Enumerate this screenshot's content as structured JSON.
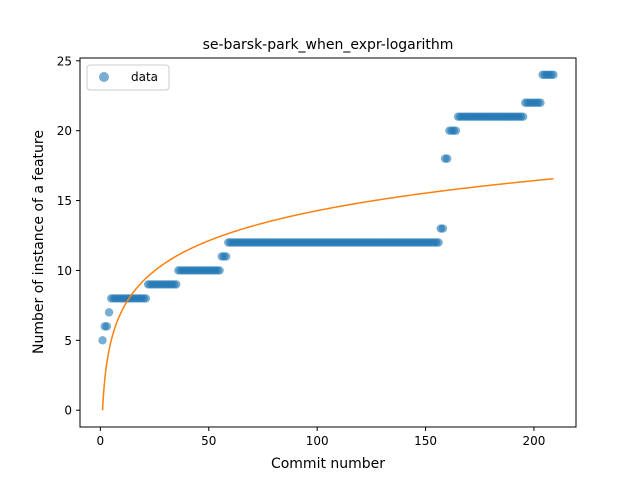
{
  "chart_data": {
    "type": "scatter",
    "title": "se-barsk-park_when_expr-logarithm",
    "xlabel": "Commit number",
    "ylabel": "Number of instance of a feature",
    "xlim": [
      -9.4,
      219.4
    ],
    "ylim": [
      -1.2,
      25.2
    ],
    "xticks": [
      0,
      50,
      100,
      150,
      200
    ],
    "yticks": [
      0,
      5,
      10,
      15,
      20,
      25
    ],
    "legend": {
      "placement": "upper-left",
      "entries": [
        "data"
      ]
    },
    "colors": {
      "data": "#1f77b4",
      "fit": "#ff7f0e"
    },
    "series": [
      {
        "name": "data",
        "kind": "scatter",
        "runs": [
          {
            "from": 1,
            "to": 1,
            "y": 5
          },
          {
            "from": 2,
            "to": 3,
            "y": 6
          },
          {
            "from": 4,
            "to": 4,
            "y": 7
          },
          {
            "from": 5,
            "to": 21,
            "y": 8
          },
          {
            "from": 22,
            "to": 35,
            "y": 9
          },
          {
            "from": 36,
            "to": 55,
            "y": 10
          },
          {
            "from": 56,
            "to": 58,
            "y": 11
          },
          {
            "from": 59,
            "to": 156,
            "y": 12
          },
          {
            "from": 157,
            "to": 158,
            "y": 13
          },
          {
            "from": 159,
            "to": 160,
            "y": 18
          },
          {
            "from": 161,
            "to": 164,
            "y": 20
          },
          {
            "from": 165,
            "to": 195,
            "y": 21
          },
          {
            "from": 196,
            "to": 203,
            "y": 22
          },
          {
            "from": 204,
            "to": 209,
            "y": 24
          }
        ]
      },
      {
        "kind": "line",
        "function": "y = 3.1 * ln(x)",
        "x_range": [
          1,
          209
        ]
      }
    ]
  }
}
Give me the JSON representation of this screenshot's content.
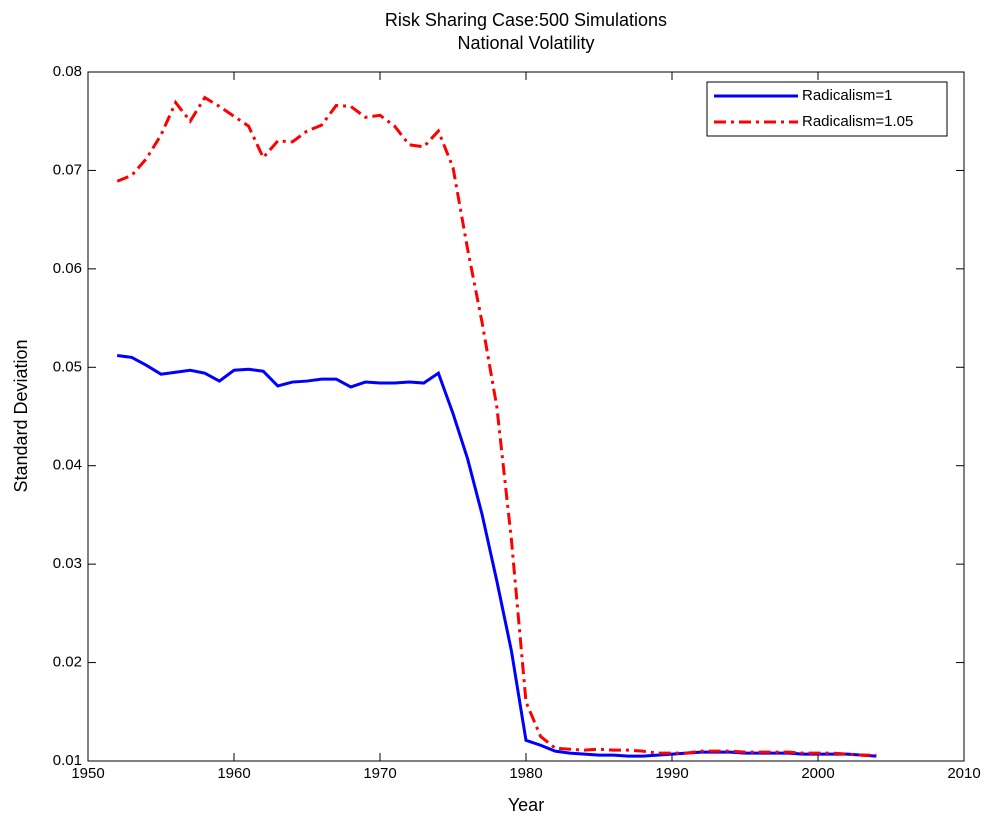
{
  "chart_data": {
    "type": "line",
    "title": "Risk Sharing Case:500 Simulations",
    "subtitle": "National Volatility",
    "x_label": "Year",
    "y_label": "Standard Deviation",
    "x": [
      1952,
      1953,
      1954,
      1955,
      1956,
      1957,
      1958,
      1959,
      1960,
      1961,
      1962,
      1963,
      1964,
      1965,
      1966,
      1967,
      1968,
      1969,
      1970,
      1971,
      1972,
      1973,
      1974,
      1975,
      1976,
      1977,
      1978,
      1979,
      1980,
      1981,
      1982,
      1983,
      1984,
      1985,
      1986,
      1987,
      1988,
      1989,
      1990,
      1991,
      1992,
      1993,
      1994,
      1995,
      1996,
      1997,
      1998,
      1999,
      2000,
      2001,
      2002,
      2003,
      2004
    ],
    "series": [
      {
        "name": "Radicalism=1",
        "color": "#0000ff",
        "style": "solid",
        "values": [
          0.0512,
          0.051,
          0.0502,
          0.0493,
          0.0495,
          0.0497,
          0.0494,
          0.0486,
          0.0497,
          0.0498,
          0.0496,
          0.0481,
          0.0485,
          0.0486,
          0.0488,
          0.0488,
          0.048,
          0.0485,
          0.0484,
          0.0484,
          0.0485,
          0.0484,
          0.0494,
          0.0453,
          0.0407,
          0.035,
          0.0283,
          0.0212,
          0.0121,
          0.0116,
          0.011,
          0.0108,
          0.0107,
          0.0106,
          0.0106,
          0.0105,
          0.0105,
          0.0106,
          0.0107,
          0.0108,
          0.0109,
          0.0109,
          0.0109,
          0.0108,
          0.0108,
          0.0108,
          0.0108,
          0.0107,
          0.0107,
          0.0107,
          0.0107,
          0.0106,
          0.0105
        ]
      },
      {
        "name": "Radicalism=1.05",
        "color": "#ff0000",
        "style": "dashdot",
        "values": [
          0.0689,
          0.0695,
          0.0712,
          0.0736,
          0.0769,
          0.075,
          0.0774,
          0.0765,
          0.0755,
          0.0745,
          0.0713,
          0.073,
          0.0729,
          0.074,
          0.0746,
          0.0766,
          0.0765,
          0.0754,
          0.0756,
          0.0745,
          0.0726,
          0.0724,
          0.074,
          0.0703,
          0.062,
          0.0545,
          0.046,
          0.0325,
          0.016,
          0.0125,
          0.0113,
          0.0112,
          0.0111,
          0.0112,
          0.0111,
          0.0111,
          0.011,
          0.0108,
          0.0108,
          0.0108,
          0.011,
          0.011,
          0.011,
          0.0109,
          0.0109,
          0.0109,
          0.0109,
          0.0108,
          0.0108,
          0.0108,
          0.0107,
          0.0106,
          0.0106
        ]
      }
    ],
    "xlim": [
      1950,
      2010
    ],
    "xticks": [
      1950,
      1960,
      1970,
      1980,
      1990,
      2000,
      2010
    ],
    "ylim": [
      0.01,
      0.08
    ],
    "yticks": [
      0.01,
      0.02,
      0.03,
      0.04,
      0.05,
      0.06,
      0.07,
      0.08
    ],
    "legend": "northeast"
  }
}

━━━━━━━━━━━━━━━━━━━━━━━━━━━━━━

## [Stated problem]
Calculate how many lines of the material include the string "name", and state that number by itself.

## [Right answer]
3